Prompt —
Write only the number of lines in the records beneath that hold "ReNEW".

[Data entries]
▼

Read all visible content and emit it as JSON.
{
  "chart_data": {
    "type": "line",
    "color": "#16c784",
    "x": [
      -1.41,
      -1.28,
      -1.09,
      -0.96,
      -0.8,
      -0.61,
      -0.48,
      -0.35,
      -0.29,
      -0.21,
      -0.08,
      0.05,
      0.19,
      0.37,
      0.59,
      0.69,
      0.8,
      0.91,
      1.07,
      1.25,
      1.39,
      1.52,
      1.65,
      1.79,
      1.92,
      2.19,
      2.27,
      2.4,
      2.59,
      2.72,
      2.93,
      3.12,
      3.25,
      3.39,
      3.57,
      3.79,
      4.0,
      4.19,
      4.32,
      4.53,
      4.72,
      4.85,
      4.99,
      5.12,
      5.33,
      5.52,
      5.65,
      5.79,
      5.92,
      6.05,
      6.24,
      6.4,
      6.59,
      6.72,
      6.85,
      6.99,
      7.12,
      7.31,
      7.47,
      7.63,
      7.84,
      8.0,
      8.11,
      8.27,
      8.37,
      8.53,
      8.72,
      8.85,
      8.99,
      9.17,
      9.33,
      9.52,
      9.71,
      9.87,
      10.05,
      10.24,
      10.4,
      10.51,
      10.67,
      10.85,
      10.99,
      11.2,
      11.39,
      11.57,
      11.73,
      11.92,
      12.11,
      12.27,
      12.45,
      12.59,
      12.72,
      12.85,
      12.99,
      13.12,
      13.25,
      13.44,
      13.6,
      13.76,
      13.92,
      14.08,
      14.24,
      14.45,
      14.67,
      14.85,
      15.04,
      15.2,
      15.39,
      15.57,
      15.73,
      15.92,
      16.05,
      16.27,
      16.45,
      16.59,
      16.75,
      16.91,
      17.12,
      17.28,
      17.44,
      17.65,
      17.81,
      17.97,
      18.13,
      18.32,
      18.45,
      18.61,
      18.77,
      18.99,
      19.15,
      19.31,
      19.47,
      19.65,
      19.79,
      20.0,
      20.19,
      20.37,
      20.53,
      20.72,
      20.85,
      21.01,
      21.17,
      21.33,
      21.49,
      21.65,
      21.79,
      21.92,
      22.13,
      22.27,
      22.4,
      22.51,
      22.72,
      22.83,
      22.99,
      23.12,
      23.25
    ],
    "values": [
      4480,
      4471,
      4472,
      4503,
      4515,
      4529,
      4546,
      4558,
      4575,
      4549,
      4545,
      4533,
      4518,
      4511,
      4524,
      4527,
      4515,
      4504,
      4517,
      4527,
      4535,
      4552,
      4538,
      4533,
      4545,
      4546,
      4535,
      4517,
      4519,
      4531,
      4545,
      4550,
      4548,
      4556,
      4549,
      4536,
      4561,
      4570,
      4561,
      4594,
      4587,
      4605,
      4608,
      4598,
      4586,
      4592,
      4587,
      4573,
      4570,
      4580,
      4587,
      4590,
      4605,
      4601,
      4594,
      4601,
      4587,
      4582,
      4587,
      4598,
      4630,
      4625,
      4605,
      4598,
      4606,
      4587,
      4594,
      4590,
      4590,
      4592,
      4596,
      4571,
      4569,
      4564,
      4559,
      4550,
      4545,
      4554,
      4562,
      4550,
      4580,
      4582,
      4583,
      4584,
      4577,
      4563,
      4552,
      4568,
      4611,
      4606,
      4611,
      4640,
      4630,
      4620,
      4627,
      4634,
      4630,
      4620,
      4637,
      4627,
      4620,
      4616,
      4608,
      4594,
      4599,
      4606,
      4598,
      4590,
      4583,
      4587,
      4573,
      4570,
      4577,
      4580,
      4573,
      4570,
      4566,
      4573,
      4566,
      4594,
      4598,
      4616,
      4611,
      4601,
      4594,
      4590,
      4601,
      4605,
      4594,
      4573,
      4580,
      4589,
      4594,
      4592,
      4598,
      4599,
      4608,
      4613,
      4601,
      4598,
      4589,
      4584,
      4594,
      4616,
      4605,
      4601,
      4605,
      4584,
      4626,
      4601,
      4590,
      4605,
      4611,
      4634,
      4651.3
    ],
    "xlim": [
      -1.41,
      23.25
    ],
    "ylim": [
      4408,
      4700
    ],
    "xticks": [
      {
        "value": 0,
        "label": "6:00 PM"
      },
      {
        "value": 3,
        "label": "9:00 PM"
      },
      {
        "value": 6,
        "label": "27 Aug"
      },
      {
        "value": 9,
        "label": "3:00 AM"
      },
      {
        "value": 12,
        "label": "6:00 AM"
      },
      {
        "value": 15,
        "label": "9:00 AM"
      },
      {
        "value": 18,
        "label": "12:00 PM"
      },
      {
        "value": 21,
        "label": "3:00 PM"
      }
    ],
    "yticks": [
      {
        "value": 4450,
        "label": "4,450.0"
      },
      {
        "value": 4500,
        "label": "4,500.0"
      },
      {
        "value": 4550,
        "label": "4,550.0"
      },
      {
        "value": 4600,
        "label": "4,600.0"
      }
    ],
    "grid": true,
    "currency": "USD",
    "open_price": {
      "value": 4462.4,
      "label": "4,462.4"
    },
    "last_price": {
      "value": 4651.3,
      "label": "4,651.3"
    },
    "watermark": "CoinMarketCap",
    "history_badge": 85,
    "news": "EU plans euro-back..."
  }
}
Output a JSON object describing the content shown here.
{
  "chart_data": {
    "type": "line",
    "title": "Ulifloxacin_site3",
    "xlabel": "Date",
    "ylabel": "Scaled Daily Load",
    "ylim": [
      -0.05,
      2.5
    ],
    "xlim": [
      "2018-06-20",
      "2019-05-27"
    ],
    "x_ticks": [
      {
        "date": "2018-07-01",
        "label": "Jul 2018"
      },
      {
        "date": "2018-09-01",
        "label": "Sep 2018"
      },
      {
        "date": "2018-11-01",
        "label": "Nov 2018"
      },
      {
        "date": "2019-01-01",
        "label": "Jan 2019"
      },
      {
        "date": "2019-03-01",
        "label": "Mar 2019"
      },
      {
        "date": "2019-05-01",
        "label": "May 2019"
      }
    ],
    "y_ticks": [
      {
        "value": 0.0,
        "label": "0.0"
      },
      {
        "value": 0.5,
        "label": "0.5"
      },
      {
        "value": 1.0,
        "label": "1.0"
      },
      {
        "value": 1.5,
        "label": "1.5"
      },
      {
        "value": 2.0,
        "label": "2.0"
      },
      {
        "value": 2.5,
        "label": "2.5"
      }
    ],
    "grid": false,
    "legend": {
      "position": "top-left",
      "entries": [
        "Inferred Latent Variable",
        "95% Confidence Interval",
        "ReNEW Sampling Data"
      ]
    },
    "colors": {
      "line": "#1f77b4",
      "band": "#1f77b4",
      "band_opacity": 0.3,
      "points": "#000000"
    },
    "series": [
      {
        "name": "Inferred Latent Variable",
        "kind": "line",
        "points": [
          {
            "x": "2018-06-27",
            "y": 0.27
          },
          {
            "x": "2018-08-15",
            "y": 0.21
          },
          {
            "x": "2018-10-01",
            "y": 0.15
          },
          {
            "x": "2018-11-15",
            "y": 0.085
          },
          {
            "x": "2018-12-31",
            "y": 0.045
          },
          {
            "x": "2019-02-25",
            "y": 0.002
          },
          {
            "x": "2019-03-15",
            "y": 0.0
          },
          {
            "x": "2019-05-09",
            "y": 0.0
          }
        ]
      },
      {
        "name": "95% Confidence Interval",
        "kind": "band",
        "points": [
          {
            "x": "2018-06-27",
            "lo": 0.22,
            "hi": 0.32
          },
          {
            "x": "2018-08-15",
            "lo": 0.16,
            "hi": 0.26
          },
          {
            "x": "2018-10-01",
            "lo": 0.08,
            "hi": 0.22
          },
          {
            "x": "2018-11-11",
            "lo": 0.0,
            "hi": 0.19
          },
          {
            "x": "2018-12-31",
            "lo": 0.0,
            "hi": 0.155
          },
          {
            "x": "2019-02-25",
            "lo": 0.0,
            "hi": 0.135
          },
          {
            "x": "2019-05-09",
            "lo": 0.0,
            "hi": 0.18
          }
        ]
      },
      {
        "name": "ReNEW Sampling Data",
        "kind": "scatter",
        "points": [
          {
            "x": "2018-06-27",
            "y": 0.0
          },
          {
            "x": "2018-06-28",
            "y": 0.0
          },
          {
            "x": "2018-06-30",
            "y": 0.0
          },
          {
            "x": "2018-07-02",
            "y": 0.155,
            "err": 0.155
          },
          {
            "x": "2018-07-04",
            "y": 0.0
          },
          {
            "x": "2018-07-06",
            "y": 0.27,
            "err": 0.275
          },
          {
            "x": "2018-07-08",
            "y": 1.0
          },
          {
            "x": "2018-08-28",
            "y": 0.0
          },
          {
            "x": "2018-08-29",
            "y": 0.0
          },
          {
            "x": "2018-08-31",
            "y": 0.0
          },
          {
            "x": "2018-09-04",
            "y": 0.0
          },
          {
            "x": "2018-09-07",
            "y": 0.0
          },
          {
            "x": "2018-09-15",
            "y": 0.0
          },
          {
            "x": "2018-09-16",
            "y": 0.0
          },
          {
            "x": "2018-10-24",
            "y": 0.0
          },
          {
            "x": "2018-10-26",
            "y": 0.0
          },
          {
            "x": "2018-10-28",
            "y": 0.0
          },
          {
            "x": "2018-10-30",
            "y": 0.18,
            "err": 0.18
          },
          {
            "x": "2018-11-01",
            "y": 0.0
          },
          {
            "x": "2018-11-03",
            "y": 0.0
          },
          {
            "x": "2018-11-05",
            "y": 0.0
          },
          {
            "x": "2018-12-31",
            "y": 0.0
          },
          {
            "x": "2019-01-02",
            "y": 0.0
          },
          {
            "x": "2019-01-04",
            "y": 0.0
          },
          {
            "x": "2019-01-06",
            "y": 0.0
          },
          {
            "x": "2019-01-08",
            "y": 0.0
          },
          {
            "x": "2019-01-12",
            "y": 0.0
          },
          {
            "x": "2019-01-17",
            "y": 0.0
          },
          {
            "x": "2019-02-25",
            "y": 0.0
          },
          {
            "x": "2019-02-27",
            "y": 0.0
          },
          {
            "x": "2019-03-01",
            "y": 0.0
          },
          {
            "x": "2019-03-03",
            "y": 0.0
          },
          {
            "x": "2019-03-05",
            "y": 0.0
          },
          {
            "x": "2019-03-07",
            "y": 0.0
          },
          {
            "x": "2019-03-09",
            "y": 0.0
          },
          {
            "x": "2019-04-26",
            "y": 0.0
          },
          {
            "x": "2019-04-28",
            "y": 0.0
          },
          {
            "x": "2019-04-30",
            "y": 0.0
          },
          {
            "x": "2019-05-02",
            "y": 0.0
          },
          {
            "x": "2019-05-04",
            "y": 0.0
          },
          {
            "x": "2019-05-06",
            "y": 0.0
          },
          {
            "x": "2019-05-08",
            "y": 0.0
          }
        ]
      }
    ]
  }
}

▲

Exercise answer —
2